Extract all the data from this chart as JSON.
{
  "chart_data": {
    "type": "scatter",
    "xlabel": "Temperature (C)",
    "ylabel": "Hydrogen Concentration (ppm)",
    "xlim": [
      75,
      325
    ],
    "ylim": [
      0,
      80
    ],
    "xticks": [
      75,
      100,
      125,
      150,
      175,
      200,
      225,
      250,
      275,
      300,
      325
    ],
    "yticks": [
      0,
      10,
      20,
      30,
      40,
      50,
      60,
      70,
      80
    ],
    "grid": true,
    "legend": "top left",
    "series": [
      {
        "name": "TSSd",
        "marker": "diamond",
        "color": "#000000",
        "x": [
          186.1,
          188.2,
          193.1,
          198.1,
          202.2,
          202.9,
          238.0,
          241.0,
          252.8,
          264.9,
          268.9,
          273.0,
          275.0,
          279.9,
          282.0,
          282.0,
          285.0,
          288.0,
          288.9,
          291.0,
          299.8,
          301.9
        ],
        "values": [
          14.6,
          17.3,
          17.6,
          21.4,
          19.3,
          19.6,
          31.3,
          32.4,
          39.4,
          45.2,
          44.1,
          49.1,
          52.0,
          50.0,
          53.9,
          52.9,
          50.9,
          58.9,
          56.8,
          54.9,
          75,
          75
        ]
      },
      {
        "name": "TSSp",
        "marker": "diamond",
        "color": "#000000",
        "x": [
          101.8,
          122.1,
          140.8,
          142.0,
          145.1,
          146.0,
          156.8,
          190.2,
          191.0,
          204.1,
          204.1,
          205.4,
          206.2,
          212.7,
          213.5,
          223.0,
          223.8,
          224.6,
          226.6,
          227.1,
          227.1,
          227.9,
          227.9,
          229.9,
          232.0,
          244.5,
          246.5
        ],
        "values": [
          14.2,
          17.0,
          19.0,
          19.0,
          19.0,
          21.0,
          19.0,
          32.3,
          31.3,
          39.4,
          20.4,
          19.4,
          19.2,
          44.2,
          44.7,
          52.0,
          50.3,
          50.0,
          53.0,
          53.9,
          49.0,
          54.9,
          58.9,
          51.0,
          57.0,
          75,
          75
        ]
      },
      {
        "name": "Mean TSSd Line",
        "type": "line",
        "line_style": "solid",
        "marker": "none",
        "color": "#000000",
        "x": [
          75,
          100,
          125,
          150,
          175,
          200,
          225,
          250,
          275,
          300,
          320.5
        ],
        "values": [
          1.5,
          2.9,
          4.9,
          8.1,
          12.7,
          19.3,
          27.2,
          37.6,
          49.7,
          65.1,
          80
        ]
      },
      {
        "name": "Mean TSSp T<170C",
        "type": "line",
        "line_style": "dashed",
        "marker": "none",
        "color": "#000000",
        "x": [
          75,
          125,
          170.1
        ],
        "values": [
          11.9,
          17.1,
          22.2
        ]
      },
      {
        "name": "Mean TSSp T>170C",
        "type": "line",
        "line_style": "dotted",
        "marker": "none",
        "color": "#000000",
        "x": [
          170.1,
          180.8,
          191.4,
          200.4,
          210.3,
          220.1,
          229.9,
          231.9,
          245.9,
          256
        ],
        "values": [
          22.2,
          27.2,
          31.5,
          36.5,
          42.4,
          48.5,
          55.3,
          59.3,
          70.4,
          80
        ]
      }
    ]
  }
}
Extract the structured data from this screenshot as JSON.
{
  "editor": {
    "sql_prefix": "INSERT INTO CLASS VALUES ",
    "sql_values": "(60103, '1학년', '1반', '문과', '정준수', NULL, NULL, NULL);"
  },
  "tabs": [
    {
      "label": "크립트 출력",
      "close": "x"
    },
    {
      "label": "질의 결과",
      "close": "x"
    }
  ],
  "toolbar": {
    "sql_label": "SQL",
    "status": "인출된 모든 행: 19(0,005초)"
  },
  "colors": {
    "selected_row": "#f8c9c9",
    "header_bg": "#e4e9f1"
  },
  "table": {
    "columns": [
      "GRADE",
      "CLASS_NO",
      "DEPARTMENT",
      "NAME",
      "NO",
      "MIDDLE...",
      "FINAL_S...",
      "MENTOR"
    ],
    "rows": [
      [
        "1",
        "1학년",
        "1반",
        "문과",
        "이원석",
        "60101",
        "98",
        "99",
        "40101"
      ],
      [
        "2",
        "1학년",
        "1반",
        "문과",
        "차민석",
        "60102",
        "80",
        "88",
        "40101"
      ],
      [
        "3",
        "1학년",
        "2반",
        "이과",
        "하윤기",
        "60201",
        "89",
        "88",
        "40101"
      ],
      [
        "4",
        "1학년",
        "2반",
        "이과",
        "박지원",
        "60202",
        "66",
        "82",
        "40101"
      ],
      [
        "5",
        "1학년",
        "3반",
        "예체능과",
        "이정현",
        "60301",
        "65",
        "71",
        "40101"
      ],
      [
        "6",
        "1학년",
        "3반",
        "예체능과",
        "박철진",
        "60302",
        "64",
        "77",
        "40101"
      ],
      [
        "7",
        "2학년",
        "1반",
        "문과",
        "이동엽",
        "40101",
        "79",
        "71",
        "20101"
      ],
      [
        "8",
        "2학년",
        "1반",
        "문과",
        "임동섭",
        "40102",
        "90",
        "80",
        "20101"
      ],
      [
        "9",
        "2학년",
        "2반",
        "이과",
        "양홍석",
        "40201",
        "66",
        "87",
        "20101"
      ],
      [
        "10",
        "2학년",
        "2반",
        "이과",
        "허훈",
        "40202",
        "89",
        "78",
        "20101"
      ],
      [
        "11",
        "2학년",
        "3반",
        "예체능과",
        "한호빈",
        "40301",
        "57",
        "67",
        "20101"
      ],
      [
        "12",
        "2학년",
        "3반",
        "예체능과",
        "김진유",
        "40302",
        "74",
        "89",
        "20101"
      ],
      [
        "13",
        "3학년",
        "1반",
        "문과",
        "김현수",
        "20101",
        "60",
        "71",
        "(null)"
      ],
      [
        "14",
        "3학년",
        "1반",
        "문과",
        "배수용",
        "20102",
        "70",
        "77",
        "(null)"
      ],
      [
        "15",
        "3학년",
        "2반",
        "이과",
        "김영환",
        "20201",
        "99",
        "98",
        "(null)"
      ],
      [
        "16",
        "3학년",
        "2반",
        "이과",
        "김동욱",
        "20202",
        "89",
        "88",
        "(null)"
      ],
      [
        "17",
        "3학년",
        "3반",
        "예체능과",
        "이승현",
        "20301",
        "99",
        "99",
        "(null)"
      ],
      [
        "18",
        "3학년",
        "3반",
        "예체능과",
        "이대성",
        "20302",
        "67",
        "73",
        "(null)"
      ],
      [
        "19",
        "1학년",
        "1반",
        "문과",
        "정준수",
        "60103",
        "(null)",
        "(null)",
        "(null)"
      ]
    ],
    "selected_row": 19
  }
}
——
Task to carry out:
Nothing should be left out: repeat all of the data exactly.

Solution to the exercise:
Extract all the data from this chart as JSON.
{
  "chart_data": {
    "type": "scatter",
    "xlabel": "Temperature (C)",
    "ylabel": "Hydrogen Concentration (ppm)",
    "xlim": [
      75,
      325
    ],
    "ylim": [
      0,
      80
    ],
    "xticks": [
      75,
      100,
      125,
      150,
      175,
      200,
      225,
      250,
      275,
      300,
      325
    ],
    "yticks": [
      0,
      10,
      20,
      30,
      40,
      50,
      60,
      70,
      80
    ],
    "grid": true,
    "legend": "top left",
    "series": [
      {
        "name": "TSSd",
        "marker": "diamond",
        "color": "#000000",
        "x": [
          186.1,
          188.2,
          193.1,
          198.1,
          202.2,
          202.9,
          238.0,
          241.0,
          252.8,
          264.9,
          268.9,
          273.0,
          275.0,
          279.9,
          282.0,
          282.0,
          285.0,
          288.0,
          288.9,
          291.0,
          299.8,
          301.9
        ],
        "values": [
          14.6,
          17.3,
          17.6,
          21.4,
          19.3,
          19.6,
          31.3,
          32.4,
          39.4,
          45.2,
          44.1,
          49.1,
          52.0,
          50.0,
          53.9,
          52.9,
          50.9,
          58.9,
          56.8,
          54.9,
          75,
          75
        ]
      },
      {
        "name": "TSSp",
        "marker": "diamond",
        "color": "#000000",
        "x": [
          101.8,
          122.1,
          140.8,
          142.0,
          145.1,
          146.0,
          156.8,
          190.2,
          191.0,
          204.1,
          204.1,
          205.4,
          206.2,
          212.7,
          213.5,
          223.0,
          223.8,
          224.6,
          226.6,
          227.1,
          227.1,
          227.9,
          227.9,
          229.9,
          232.0,
          244.5,
          246.5
        ],
        "values": [
          14.2,
          17.0,
          19.0,
          19.0,
          19.0,
          21.0,
          19.0,
          32.3,
          31.3,
          39.4,
          20.4,
          19.4,
          19.2,
          44.2,
          44.7,
          52.0,
          50.3,
          50.0,
          53.0,
          53.9,
          49.0,
          54.9,
          58.9,
          51.0,
          57.0,
          75,
          75
        ]
      },
      {
        "name": "Mean TSSd Line",
        "type": "line",
        "line_style": "solid",
        "marker": "none",
        "color": "#000000",
        "x": [
          75,
          100,
          125,
          150,
          175,
          200,
          225,
          250,
          275,
          300,
          320.5
        ],
        "values": [
          1.5,
          2.9,
          4.9,
          8.1,
          12.7,
          19.3,
          27.2,
          37.6,
          49.7,
          65.1,
          80
        ]
      },
      {
        "name": "Mean TSSp T<170C",
        "type": "line",
        "line_style": "dashed",
        "marker": "none",
        "color": "#000000",
        "x": [
          75,
          125,
          170.1
        ],
        "values": [
          11.9,
          17.1,
          22.2
        ]
      },
      {
        "name": "Mean TSSp T>170C",
        "type": "line",
        "line_style": "dotted",
        "marker": "none",
        "color": "#000000",
        "x": [
          170.1,
          180.8,
          191.4,
          200.4,
          210.3,
          220.1,
          229.9,
          231.9,
          245.9,
          256
        ],
        "values": [
          22.2,
          27.2,
          31.5,
          36.5,
          42.4,
          48.5,
          55.3,
          59.3,
          70.4,
          80
        ]
      }
    ]
  }
}
Extract the structured data from this screenshot as JSON.
{
  "editor": {
    "sql_prefix": "INSERT INTO CLASS VALUES ",
    "sql_values": "(60103, '1학년', '1반', '문과', '정준수', NULL, NULL, NULL);"
  },
  "tabs": [
    {
      "label": "크립트 출력",
      "close": "x"
    },
    {
      "label": "질의 결과",
      "close": "x"
    }
  ],
  "toolbar": {
    "sql_label": "SQL",
    "status": "인출된 모든 행: 19(0,005초)"
  },
  "colors": {
    "selected_row": "#f8c9c9",
    "header_bg": "#e4e9f1"
  },
  "table": {
    "columns": [
      "GRADE",
      "CLASS_NO",
      "DEPARTMENT",
      "NAME",
      "NO",
      "MIDDLE...",
      "FINAL_S...",
      "MENTOR"
    ],
    "rows": [
      [
        "1",
        "1학년",
        "1반",
        "문과",
        "이원석",
        "60101",
        "98",
        "99",
        "40101"
      ],
      [
        "2",
        "1학년",
        "1반",
        "문과",
        "차민석",
        "60102",
        "80",
        "88",
        "40101"
      ],
      [
        "3",
        "1학년",
        "2반",
        "이과",
        "하윤기",
        "60201",
        "89",
        "88",
        "40101"
      ],
      [
        "4",
        "1학년",
        "2반",
        "이과",
        "박지원",
        "60202",
        "66",
        "82",
        "40101"
      ],
      [
        "5",
        "1학년",
        "3반",
        "예체능과",
        "이정현",
        "60301",
        "65",
        "71",
        "40101"
      ],
      [
        "6",
        "1학년",
        "3반",
        "예체능과",
        "박철진",
        "60302",
        "64",
        "77",
        "40101"
      ],
      [
        "7",
        "2학년",
        "1반",
        "문과",
        "이동엽",
        "40101",
        "79",
        "71",
        "20101"
      ],
      [
        "8",
        "2학년",
        "1반",
        "문과",
        "임동섭",
        "40102",
        "90",
        "80",
        "20101"
      ],
      [
        "9",
        "2학년",
        "2반",
        "이과",
        "양홍석",
        "40201",
        "66",
        "87",
        "20101"
      ],
      [
        "10",
        "2학년",
        "2반",
        "이과",
        "허훈",
        "40202",
        "89",
        "78",
        "20101"
      ],
      [
        "11",
        "2학년",
        "3반",
        "예체능과",
        "한호빈",
        "40301",
        "57",
        "67",
        "20101"
      ],
      [
        "12",
        "2학년",
        "3반",
        "예체능과",
        "김진유",
        "40302",
        "74",
        "89",
        "20101"
      ],
      [
        "13",
        "3학년",
        "1반",
        "문과",
        "김현수",
        "20101",
        "60",
        "71",
        "(null)"
      ],
      [
        "14",
        "3학년",
        "1반",
        "문과",
        "배수용",
        "20102",
        "70",
        "77",
        "(null)"
      ],
      [
        "15",
        "3학년",
        "2반",
        "이과",
        "김영환",
        "20201",
        "99",
        "98",
        "(null)"
      ],
      [
        "16",
        "3학년",
        "2반",
        "이과",
        "김동욱",
        "20202",
        "89",
        "88",
        "(null)"
      ],
      [
        "17",
        "3학년",
        "3반",
        "예체능과",
        "이승현",
        "20301",
        "99",
        "99",
        "(null)"
      ],
      [
        "18",
        "3학년",
        "3반",
        "예체능과",
        "이대성",
        "20302",
        "67",
        "73",
        "(null)"
      ],
      [
        "19",
        "1학년",
        "1반",
        "문과",
        "정준수",
        "60103",
        "(null)",
        "(null)",
        "(null)"
      ]
    ],
    "selected_row": 19
  }
}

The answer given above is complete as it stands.